* START Extracted information *

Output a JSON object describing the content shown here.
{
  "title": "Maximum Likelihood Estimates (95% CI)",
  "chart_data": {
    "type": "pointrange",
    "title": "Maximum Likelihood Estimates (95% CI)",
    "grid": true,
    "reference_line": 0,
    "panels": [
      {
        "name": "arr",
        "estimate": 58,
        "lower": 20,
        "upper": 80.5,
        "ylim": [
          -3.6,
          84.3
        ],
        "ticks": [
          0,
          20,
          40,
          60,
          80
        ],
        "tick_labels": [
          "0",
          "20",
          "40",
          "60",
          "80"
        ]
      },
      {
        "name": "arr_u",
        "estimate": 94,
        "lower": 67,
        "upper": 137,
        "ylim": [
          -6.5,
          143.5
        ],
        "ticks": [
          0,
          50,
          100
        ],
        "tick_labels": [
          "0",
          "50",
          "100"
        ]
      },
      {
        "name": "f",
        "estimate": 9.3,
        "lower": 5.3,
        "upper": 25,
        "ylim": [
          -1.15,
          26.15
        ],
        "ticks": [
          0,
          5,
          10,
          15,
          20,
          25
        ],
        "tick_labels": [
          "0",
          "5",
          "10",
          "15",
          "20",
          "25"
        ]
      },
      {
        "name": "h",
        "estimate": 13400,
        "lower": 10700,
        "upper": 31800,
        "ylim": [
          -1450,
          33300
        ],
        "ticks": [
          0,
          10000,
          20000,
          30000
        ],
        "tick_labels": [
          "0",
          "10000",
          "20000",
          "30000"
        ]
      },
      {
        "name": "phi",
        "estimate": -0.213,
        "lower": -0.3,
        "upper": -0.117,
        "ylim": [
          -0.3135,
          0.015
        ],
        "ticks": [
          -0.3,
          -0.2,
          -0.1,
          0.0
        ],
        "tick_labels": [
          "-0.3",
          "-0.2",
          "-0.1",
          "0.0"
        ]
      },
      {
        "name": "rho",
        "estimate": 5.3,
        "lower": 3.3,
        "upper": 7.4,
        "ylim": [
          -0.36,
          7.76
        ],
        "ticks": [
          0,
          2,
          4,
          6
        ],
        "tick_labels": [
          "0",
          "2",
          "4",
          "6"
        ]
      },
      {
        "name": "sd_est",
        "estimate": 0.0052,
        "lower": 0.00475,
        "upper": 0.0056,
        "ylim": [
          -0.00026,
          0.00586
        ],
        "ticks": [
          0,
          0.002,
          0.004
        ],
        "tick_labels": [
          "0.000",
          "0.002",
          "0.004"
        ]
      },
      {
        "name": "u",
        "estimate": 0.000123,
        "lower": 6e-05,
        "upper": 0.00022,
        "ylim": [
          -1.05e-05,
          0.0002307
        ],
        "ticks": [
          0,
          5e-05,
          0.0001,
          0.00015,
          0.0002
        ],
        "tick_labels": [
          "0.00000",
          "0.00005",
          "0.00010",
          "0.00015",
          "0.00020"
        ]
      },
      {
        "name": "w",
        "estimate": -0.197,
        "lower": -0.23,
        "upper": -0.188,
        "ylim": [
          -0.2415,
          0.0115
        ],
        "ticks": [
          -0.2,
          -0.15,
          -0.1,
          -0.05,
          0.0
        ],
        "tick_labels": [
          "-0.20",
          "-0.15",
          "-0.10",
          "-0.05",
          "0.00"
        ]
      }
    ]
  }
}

* END Extracted information *

**Written exercise**
Please restate the records in full, word for word.

**Full response**
Output a JSON object describing the content shown here.
{
  "title": "Maximum Likelihood Estimates (95% CI)",
  "chart_data": {
    "type": "pointrange",
    "title": "Maximum Likelihood Estimates (95% CI)",
    "grid": true,
    "reference_line": 0,
    "panels": [
      {
        "name": "arr",
        "estimate": 58,
        "lower": 20,
        "upper": 80.5,
        "ylim": [
          -3.6,
          84.3
        ],
        "ticks": [
          0,
          20,
          40,
          60,
          80
        ],
        "tick_labels": [
          "0",
          "20",
          "40",
          "60",
          "80"
        ]
      },
      {
        "name": "arr_u",
        "estimate": 94,
        "lower": 67,
        "upper": 137,
        "ylim": [
          -6.5,
          143.5
        ],
        "ticks": [
          0,
          50,
          100
        ],
        "tick_labels": [
          "0",
          "50",
          "100"
        ]
      },
      {
        "name": "f",
        "estimate": 9.3,
        "lower": 5.3,
        "upper": 25,
        "ylim": [
          -1.15,
          26.15
        ],
        "ticks": [
          0,
          5,
          10,
          15,
          20,
          25
        ],
        "tick_labels": [
          "0",
          "5",
          "10",
          "15",
          "20",
          "25"
        ]
      },
      {
        "name": "h",
        "estimate": 13400,
        "lower": 10700,
        "upper": 31800,
        "ylim": [
          -1450,
          33300
        ],
        "ticks": [
          0,
          10000,
          20000,
          30000
        ],
        "tick_labels": [
          "0",
          "10000",
          "20000",
          "30000"
        ]
      },
      {
        "name": "phi",
        "estimate": -0.213,
        "lower": -0.3,
        "upper": -0.117,
        "ylim": [
          -0.3135,
          0.015
        ],
        "ticks": [
          -0.3,
          -0.2,
          -0.1,
          0.0
        ],
        "tick_labels": [
          "-0.3",
          "-0.2",
          "-0.1",
          "0.0"
        ]
      },
      {
        "name": "rho",
        "estimate": 5.3,
        "lower": 3.3,
        "upper": 7.4,
        "ylim": [
          -0.36,
          7.76
        ],
        "ticks": [
          0,
          2,
          4,
          6
        ],
        "tick_labels": [
          "0",
          "2",
          "4",
          "6"
        ]
      },
      {
        "name": "sd_est",
        "estimate": 0.0052,
        "lower": 0.00475,
        "upper": 0.0056,
        "ylim": [
          -0.00026,
          0.00586
        ],
        "ticks": [
          0,
          0.002,
          0.004
        ],
        "tick_labels": [
          "0.000",
          "0.002",
          "0.004"
        ]
      },
      {
        "name": "u",
        "estimate": 0.000123,
        "lower": 6e-05,
        "upper": 0.00022,
        "ylim": [
          -1.05e-05,
          0.0002307
        ],
        "ticks": [
          0,
          5e-05,
          0.0001,
          0.00015,
          0.0002
        ],
        "tick_labels": [
          "0.00000",
          "0.00005",
          "0.00010",
          "0.00015",
          "0.00020"
        ]
      },
      {
        "name": "w",
        "estimate": -0.197,
        "lower": -0.23,
        "upper": -0.188,
        "ylim": [
          -0.2415,
          0.0115
        ],
        "ticks": [
          -0.2,
          -0.15,
          -0.1,
          -0.05,
          0.0
        ],
        "tick_labels": [
          "-0.20",
          "-0.15",
          "-0.10",
          "-0.05",
          "0.00"
        ]
      }
    ]
  }
}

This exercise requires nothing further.